Your task:
Leave out the pictures and restate the rest of the data exactly.

◇ ◇ ◇

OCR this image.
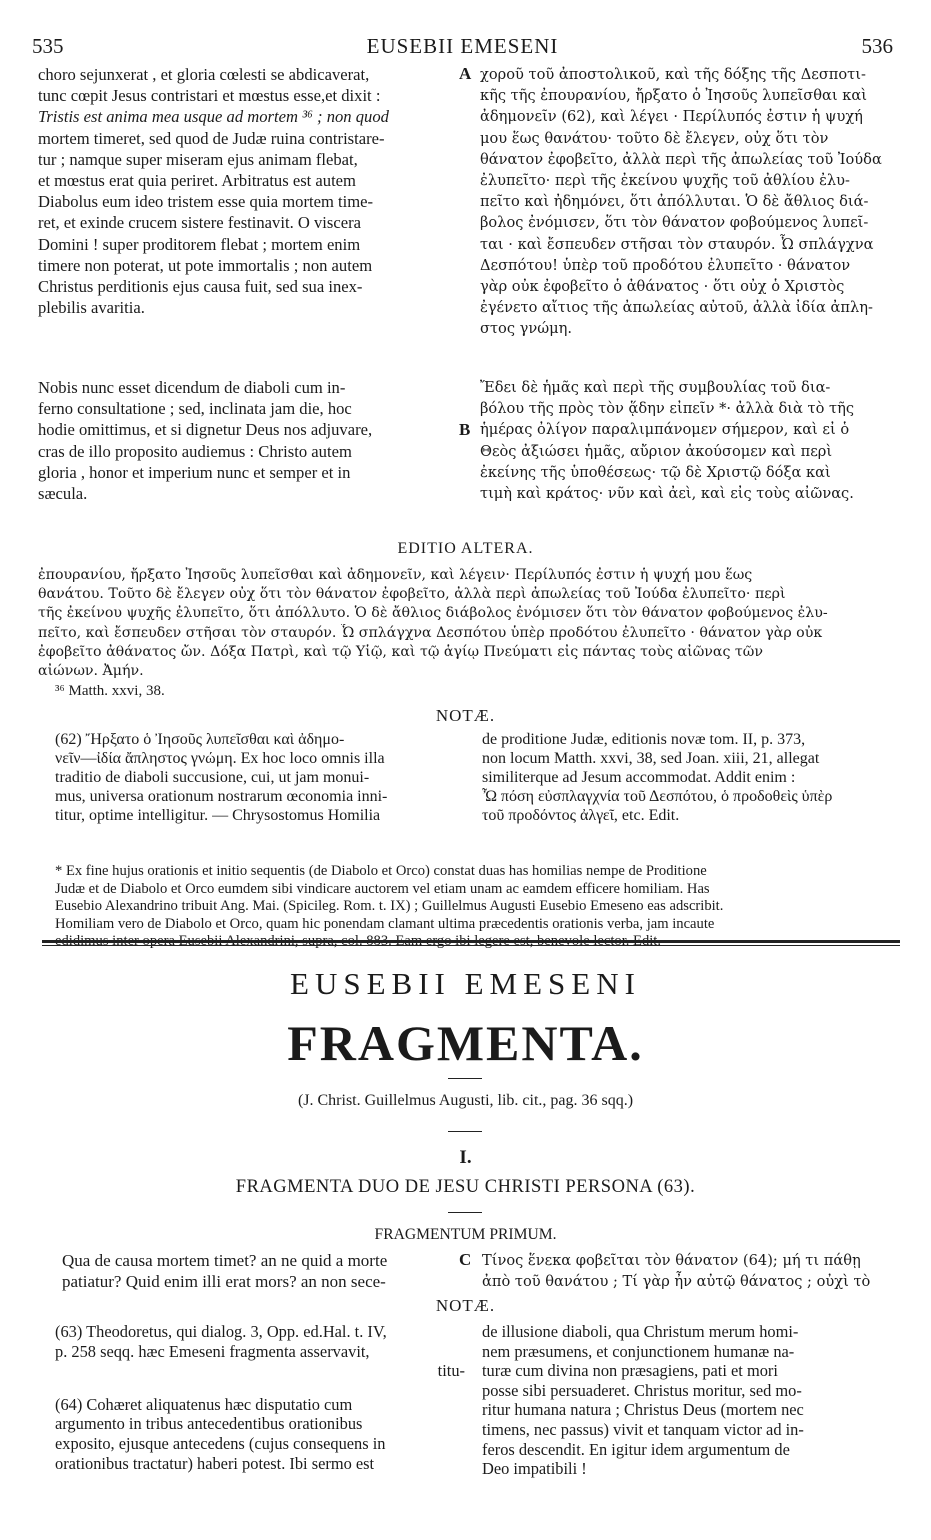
535	EUSEBII EMESENI	536
choro sejunxerat , et gloria cœlesti se abdicaverat,
tunc cœpit Jesus contristari et mœstus esse,et dixit :
Tristis est anima mea usque ad mortem ³⁶ ; non quod
mortem timeret, sed quod de Judæ ruina contristare-
tur ; namque super miseram ejus animam flebat,
et mœstus erat quia periret. Arbitratus est autem
Diabolus eum ideo tristem esse quia mortem time-
ret, et exinde crucem sistere festinavit. O viscera
Domini ! super proditorem flebat ; mortem enim
timere non poterat, ut pote immortalis ; non autem
Christus perditionis ejus causa fuit, sed sua inex-
plebilis avaritia.
A χοροῦ τοῦ ἀποστολικοῦ, καὶ τῆς δόξης τῆς Δεσποτι-
κῆς τῆς ἐπουρανίου, ἤρξατο ὁ Ἰησοῦς λυπεῖσθαι καὶ
ἀδημονεῖν (62), καὶ λέγει · Περίλυπός ἐστιν ἡ ψυχή
μου ἕως θανάτου· τοῦτο δὲ ἔλεγεν, οὐχ ὅτι τὸν
θάνατον ἐφοβεῖτο, ἀλλὰ περὶ τῆς ἀπωλείας τοῦ Ἰούδα
ἐλυπεῖτο· περὶ τῆς ἐκείνου ψυχῆς τοῦ ἀθλίου ἐλυ-
πεῖτο καὶ ἠδημόνει, ὅτι ἀπόλλυται. Ὁ δὲ ἄθλιος διά-
βολος ἐνόμισεν, ὅτι τὸν θάνατον φοβούμενος λυπεῖ-
ται · καὶ ἔσπευδεν στῆσαι τὸν σταυρόν. Ὦ σπλάγχνα
Δεσπότου! ὑπὲρ τοῦ προδότου ἐλυπεῖτο · θάνατον
γὰρ οὐκ ἐφοβεῖτο ὁ ἀθάνατος · ὅτι οὐχ ὁ Χριστὸς
ἐγένετο αἴτιος τῆς ἀπωλείας αὐτοῦ, ἀλλὰ ἰδία ἀπλη-
στος γνώμη.
Nobis nunc esset dicendum de diaboli cum in-
ferno consultatione ; sed, inclinata jam die, hoc
hodie omittimus, et si dignetur Deus nos adjuvare,
cras de illo proposito audiemus : Christo autem
gloria , honor et imperium nunc et semper et in
sæcula.
B
Ἔδει δὲ ἡμᾶς καὶ περὶ τῆς συμβουλίας τοῦ δια-
βόλου τῆς πρὸς τὸν ᾅδην εἰπεῖν *· ἀλλὰ διὰ τὸ τῆς
ἡμέρας ὀλίγον παραλιμπάνομεν σήμερον, καὶ εἰ ὁ
Θεὸς ἀξιώσει ἡμᾶς, αὔριον ἀκούσομεν καὶ περὶ
ἐκείνης τῆς ὑποθέσεως· τῷ δὲ Χριστῷ δόξα καὶ
τιμὴ καὶ κράτος· νῦν καὶ ἀεὶ, καὶ εἰς τοὺς αἰῶνας.
EDITIO ALTERA.
ἐπουρανίου, ἤρξατο Ἰησοῦς λυπεῖσθαι καὶ ἀδημονεῖν, καὶ λέγειν· Περίλυπός ἐστιν ἡ ψυχή μου ἕως
θανάτου. Τοῦτο δὲ ἔλεγεν οὐχ ὅτι τὸν θάνατον ἐφοβεῖτο, ἀλλὰ περὶ ἀπωλείας τοῦ Ἰούδα ἐλυπεῖτο· περὶ
τῆς ἐκείνου ψυχῆς ἐλυπεῖτο, ὅτι ἀπόλλυτο. Ὁ δὲ ἄθλιος διάβολος ἐνόμισεν ὅτι τὸν θάνατον φοβούμενος ἐλυ-
πεῖτο, καὶ ἔσπευδεν στῆσαι τὸν σταυρόν. Ὦ σπλάγχνα Δεσπότου ὑπὲρ προδότου ἐλυπεῖτο · θάνατον γὰρ οὐκ
ἐφοβεῖτο ἀθάνατος ὤν. Δόξα Πατρὶ, καὶ τῷ Υἱῷ, καὶ τῷ ἁγίῳ Πνεύματι εἰς πάντας τοὺς αἰῶνας τῶν
αἰώνων. Ἀμήν.
³⁶ Matth. xxvi, 38.
NOTÆ.
(62) Ἤρξατο ὁ Ἰησοῦς λυπεῖσθαι καὶ ἀδημο-
νεῖν—ἰδία ἄπληστος γνώμη. Ex hoc loco omnis illa
traditio de diaboli succusione, cui, ut jam monui-
mus, universa orationum nostrarum œconomia inni-
titur, optime intelligitur. — Chrysostomus Homilia
de proditione Judæ, editionis novæ tom. II, p. 373,
non locum Matth. xxvi, 38, sed Joan. xiii, 21, allegat
similiterque ad Jesum accommodat. Addit enim :
Ὦ πόση εὐσπλαγχνία τοῦ Δεσπότου, ὁ προδοθεὶς ὑπὲρ
τοῦ προδόντος ἀλγεῖ, etc. Edit.
* Ex fine hujus orationis et initio sequentis (de Diabolo et Orco) constat duas has homilias nempe de Proditione
Judæ et de Diabolo et Orco eumdem sibi vindicare auctorem vel etiam unam ac eamdem efficere homiliam. Has
Eusebio Alexandrino tribuit Ang. Mai. (Spicileg. Rom. t. IX) ; Guillelmus Augusti Eusebio Emeseno eas adscribit.
Homiliam vero de Diabolo et Orco, quam hic ponendam clamant ultima præcedentis orationis verba, jam incaute
EUSEBII EMESENI
FRAGMENTA.
(J. Christ. Guillelmus Augusti, lib. cit., pag. 36 sqq.)
I.
FRAGMENTA DUO DE JESU CHRISTI PERSONA (63).
FRAGMENTUM PRIMUM.
Qua de causa mortem timet? an ne quid a morte
patiatur? Quid enim illi erat mors? an non sece-
C Τίνος ἕνεκα φοβεῖται τὸν θάνατον (64); μή τι πάθῃ
ἀπὸ τοῦ θανάτου ; Τί γὰρ ἦν αὐτῷ θάνατος ; οὐχὶ τὸ
NOTÆ.
(63) Theodoretus, qui dialog. 3, Opp. ed.Hal. t. IV,
p. 258 seqq. hæc Emeseni fragmenta asservavit,
titu-
(64) Cohæret aliquatenus hæc disputatio cum
argumento in tribus antecedentibus orationibus
exposito, ejusque antecedens (cujus consequens in
orationibus tractatur) haberi potest. Ibi sermo est
de illusione diaboli, qua Christum merum homi-
nem præsumens, et conjunctionem humanæ na-
turæ cum divina non præsagiens, pati et mori
posse sibi persuaderet. Christus moritur, sed mo-
ritur humana natura ; Christus Deus (mortem nec
timens, nec passus) vivit et tanquam victor ad in-
feros descendit. En igitur idem argumentum de
Deo impatibili !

◇ ◇ ◇

Result for this task:
OCR this image.
535	EUSEBII EMESENI	536
choro sejunxerat , et gloria cœlesti se abdicaverat,
tunc cœpit Jesus contristari et mœstus esse,et dixit :
Tristis est anima mea usque ad mortem ³⁶ ; non quod
mortem timeret, sed quod de Judæ ruina contristare-
tur ; namque super miseram ejus animam flebat,
et mœstus erat quia periret. Arbitratus est autem
Diabolus eum ideo tristem esse quia mortem time-
ret, et exinde crucem sistere festinavit. O viscera
Domini ! super proditorem flebat ; mortem enim
timere non poterat, ut pote immortalis ; non autem
Christus perditionis ejus causa fuit, sed sua inex-
plebilis avaritia.
A χοροῦ τοῦ ἀποστολικοῦ, καὶ τῆς δόξης τῆς Δεσποτι-
κῆς τῆς ἐπουρανίου, ἤρξατο ὁ Ἰησοῦς λυπεῖσθαι καὶ
ἀδημονεῖν (62), καὶ λέγει · Περίλυπός ἐστιν ἡ ψυχή
μου ἕως θανάτου· τοῦτο δὲ ἔλεγεν, οὐχ ὅτι τὸν
θάνατον ἐφοβεῖτο, ἀλλὰ περὶ τῆς ἀπωλείας τοῦ Ἰούδα
ἐλυπεῖτο· περὶ τῆς ἐκείνου ψυχῆς τοῦ ἀθλίου ἐλυ-
πεῖτο καὶ ἠδημόνει, ὅτι ἀπόλλυται. Ὁ δὲ ἄθλιος διά-
βολος ἐνόμισεν, ὅτι τὸν θάνατον φοβούμενος λυπεῖ-
ται · καὶ ἔσπευδεν στῆσαι τὸν σταυρόν. Ὦ σπλάγχνα
Δεσπότου! ὑπὲρ τοῦ προδότου ἐλυπεῖτο · θάνατον
γὰρ οὐκ ἐφοβεῖτο ὁ ἀθάνατος · ὅτι οὐχ ὁ Χριστὸς
ἐγένετο αἴτιος τῆς ἀπωλείας αὐτοῦ, ἀλλὰ ἰδία ἀπλη-
στος γνώμη.
Nobis nunc esset dicendum de diaboli cum in-
ferno consultatione ; sed, inclinata jam die, hoc
hodie omittimus, et si dignetur Deus nos adjuvare,
cras de illo proposito audiemus : Christo autem
gloria , honor et imperium nunc et semper et in
sæcula.
B
Ἔδει δὲ ἡμᾶς καὶ περὶ τῆς συμβουλίας τοῦ δια-
βόλου τῆς πρὸς τὸν ᾅδην εἰπεῖν *· ἀλλὰ διὰ τὸ τῆς
ἡμέρας ὀλίγον παραλιμπάνομεν σήμερον, καὶ εἰ ὁ
Θεὸς ἀξιώσει ἡμᾶς, αὔριον ἀκούσομεν καὶ περὶ
ἐκείνης τῆς ὑποθέσεως· τῷ δὲ Χριστῷ δόξα καὶ
τιμὴ καὶ κράτος· νῦν καὶ ἀεὶ, καὶ εἰς τοὺς αἰῶνας.
EDITIO ALTERA.
ἐπουρανίου, ἤρξατο Ἰησοῦς λυπεῖσθαι καὶ ἀδημονεῖν, καὶ λέγειν· Περίλυπός ἐστιν ἡ ψυχή μου ἕως
θανάτου. Τοῦτο δὲ ἔλεγεν οὐχ ὅτι τὸν θάνατον ἐφοβεῖτο, ἀλλὰ περὶ ἀπωλείας τοῦ Ἰούδα ἐλυπεῖτο· περὶ
τῆς ἐκείνου ψυχῆς ἐλυπεῖτο, ὅτι ἀπόλλυτο. Ὁ δὲ ἄθλιος διάβολος ἐνόμισεν ὅτι τὸν θάνατον φοβούμενος ἐλυ-
πεῖτο, καὶ ἔσπευδεν στῆσαι τὸν σταυρόν. Ὦ σπλάγχνα Δεσπότου ὑπὲρ προδότου ἐλυπεῖτο · θάνατον γὰρ οὐκ
ἐφοβεῖτο ἀθάνατος ὤν. Δόξα Πατρὶ, καὶ τῷ Υἱῷ, καὶ τῷ ἁγίῳ Πνεύματι εἰς πάντας τοὺς αἰῶνας τῶν
αἰώνων. Ἀμήν.
³⁶ Matth. xxvi, 38.
NOTÆ.
(62) Ἤρξατο ὁ Ἰησοῦς λυπεῖσθαι καὶ ἀδημο-
νεῖν—ἰδία ἄπληστος γνώμη. Ex hoc loco omnis illa
traditio de diaboli succusione, cui, ut jam monui-
mus, universa orationum nostrarum œconomia inni-
titur, optime intelligitur. — Chrysostomus Homilia
de proditione Judæ, editionis novæ tom. II, p. 373,
non locum Matth. xxvi, 38, sed Joan. xiii, 21, allegat
similiterque ad Jesum accommodat. Addit enim :
Ὦ πόση εὐσπλαγχνία τοῦ Δεσπότου, ὁ προδοθεὶς ὑπὲρ
τοῦ προδόντος ἀλγεῖ, etc. Edit.
* Ex fine hujus orationis et initio sequentis (de Diabolo et Orco) constat duas has homilias nempe de Proditione
Judæ et de Diabolo et Orco eumdem sibi vindicare auctorem vel etiam unam ac eamdem efficere homiliam. Has
Eusebio Alexandrino tribuit Ang. Mai. (Spicileg. Rom. t. IX) ; Guillelmus Augusti Eusebio Emeseno eas adscribit.
Homiliam vero de Diabolo et Orco, quam hic ponendam clamant ultima præcedentis orationis verba, jam incaute
EUSEBII EMESENI
FRAGMENTA.
(J. Christ. Guillelmus Augusti, lib. cit., pag. 36 sqq.)
I.
FRAGMENTA DUO DE JESU CHRISTI PERSONA (63).
FRAGMENTUM PRIMUM.
Qua de causa mortem timet? an ne quid a morte
patiatur? Quid enim illi erat mors? an non sece-
C Τίνος ἕνεκα φοβεῖται τὸν θάνατον (64); μή τι πάθῃ
ἀπὸ τοῦ θανάτου ; Τί γὰρ ἦν αὐτῷ θάνατος ; οὐχὶ τὸ
NOTÆ.
(63) Theodoretus, qui dialog. 3, Opp. ed.Hal. t. IV,
p. 258 seqq. hæc Emeseni fragmenta asservavit,
titu-
(64) Cohæret aliquatenus hæc disputatio cum
argumento in tribus antecedentibus orationibus
exposito, ejusque antecedens (cujus consequens in
orationibus tractatur) haberi potest. Ibi sermo est
de illusione diaboli, qua Christum merum homi-
nem præsumens, et conjunctionem humanæ na-
turæ cum divina non præsagiens, pati et mori
posse sibi persuaderet. Christus moritur, sed mo-
ritur humana natura ; Christus Deus (mortem nec
timens, nec passus) vivit et tanquam victor ad in-
feros descendit. En igitur idem argumentum de
Deo impatibili !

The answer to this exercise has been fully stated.